Exercise:
Quote the full listing word for word.

+ + +

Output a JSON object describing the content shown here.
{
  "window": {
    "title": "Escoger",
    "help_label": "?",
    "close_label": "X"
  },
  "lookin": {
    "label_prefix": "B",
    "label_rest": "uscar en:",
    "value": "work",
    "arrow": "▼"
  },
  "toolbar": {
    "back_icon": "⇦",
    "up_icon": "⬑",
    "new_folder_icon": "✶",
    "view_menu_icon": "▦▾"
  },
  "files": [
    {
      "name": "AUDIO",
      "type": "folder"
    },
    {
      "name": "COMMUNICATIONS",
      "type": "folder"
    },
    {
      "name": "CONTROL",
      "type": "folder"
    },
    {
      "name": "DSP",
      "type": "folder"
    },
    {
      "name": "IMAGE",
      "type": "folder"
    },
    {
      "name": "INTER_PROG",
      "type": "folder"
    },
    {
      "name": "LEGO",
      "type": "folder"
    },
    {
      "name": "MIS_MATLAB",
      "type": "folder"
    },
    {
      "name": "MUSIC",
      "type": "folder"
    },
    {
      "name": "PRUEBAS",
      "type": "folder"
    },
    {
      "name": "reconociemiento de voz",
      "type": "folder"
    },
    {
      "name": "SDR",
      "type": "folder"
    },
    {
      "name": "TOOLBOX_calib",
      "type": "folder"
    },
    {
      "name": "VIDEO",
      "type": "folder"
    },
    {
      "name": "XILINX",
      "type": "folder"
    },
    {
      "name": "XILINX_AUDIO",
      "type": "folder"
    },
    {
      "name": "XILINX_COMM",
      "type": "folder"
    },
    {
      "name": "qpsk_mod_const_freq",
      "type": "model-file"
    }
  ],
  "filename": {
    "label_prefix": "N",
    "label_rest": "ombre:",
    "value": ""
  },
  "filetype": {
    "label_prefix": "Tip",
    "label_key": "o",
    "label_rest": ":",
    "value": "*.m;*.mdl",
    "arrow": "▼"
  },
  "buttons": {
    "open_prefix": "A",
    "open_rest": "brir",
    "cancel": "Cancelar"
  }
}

+ + +

Reply to the task:
Output a JSON object describing the content shown here.
{
  "window": {
    "title": "Escoger",
    "help_label": "?",
    "close_label": "X"
  },
  "lookin": {
    "label_prefix": "B",
    "label_rest": "uscar en:",
    "value": "work",
    "arrow": "▼"
  },
  "toolbar": {
    "back_icon": "⇦",
    "up_icon": "⬑",
    "new_folder_icon": "✶",
    "view_menu_icon": "▦▾"
  },
  "files": [
    {
      "name": "AUDIO",
      "type": "folder"
    },
    {
      "name": "COMMUNICATIONS",
      "type": "folder"
    },
    {
      "name": "CONTROL",
      "type": "folder"
    },
    {
      "name": "DSP",
      "type": "folder"
    },
    {
      "name": "IMAGE",
      "type": "folder"
    },
    {
      "name": "INTER_PROG",
      "type": "folder"
    },
    {
      "name": "LEGO",
      "type": "folder"
    },
    {
      "name": "MIS_MATLAB",
      "type": "folder"
    },
    {
      "name": "MUSIC",
      "type": "folder"
    },
    {
      "name": "PRUEBAS",
      "type": "folder"
    },
    {
      "name": "reconociemiento de voz",
      "type": "folder"
    },
    {
      "name": "SDR",
      "type": "folder"
    },
    {
      "name": "TOOLBOX_calib",
      "type": "folder"
    },
    {
      "name": "VIDEO",
      "type": "folder"
    },
    {
      "name": "XILINX",
      "type": "folder"
    },
    {
      "name": "XILINX_AUDIO",
      "type": "folder"
    },
    {
      "name": "XILINX_COMM",
      "type": "folder"
    },
    {
      "name": "qpsk_mod_const_freq",
      "type": "model-file"
    }
  ],
  "filename": {
    "label_prefix": "N",
    "label_rest": "ombre:",
    "value": ""
  },
  "filetype": {
    "label_prefix": "Tip",
    "label_key": "o",
    "label_rest": ":",
    "value": "*.m;*.mdl",
    "arrow": "▼"
  },
  "buttons": {
    "open_prefix": "A",
    "open_rest": "brir",
    "cancel": "Cancelar"
  }
}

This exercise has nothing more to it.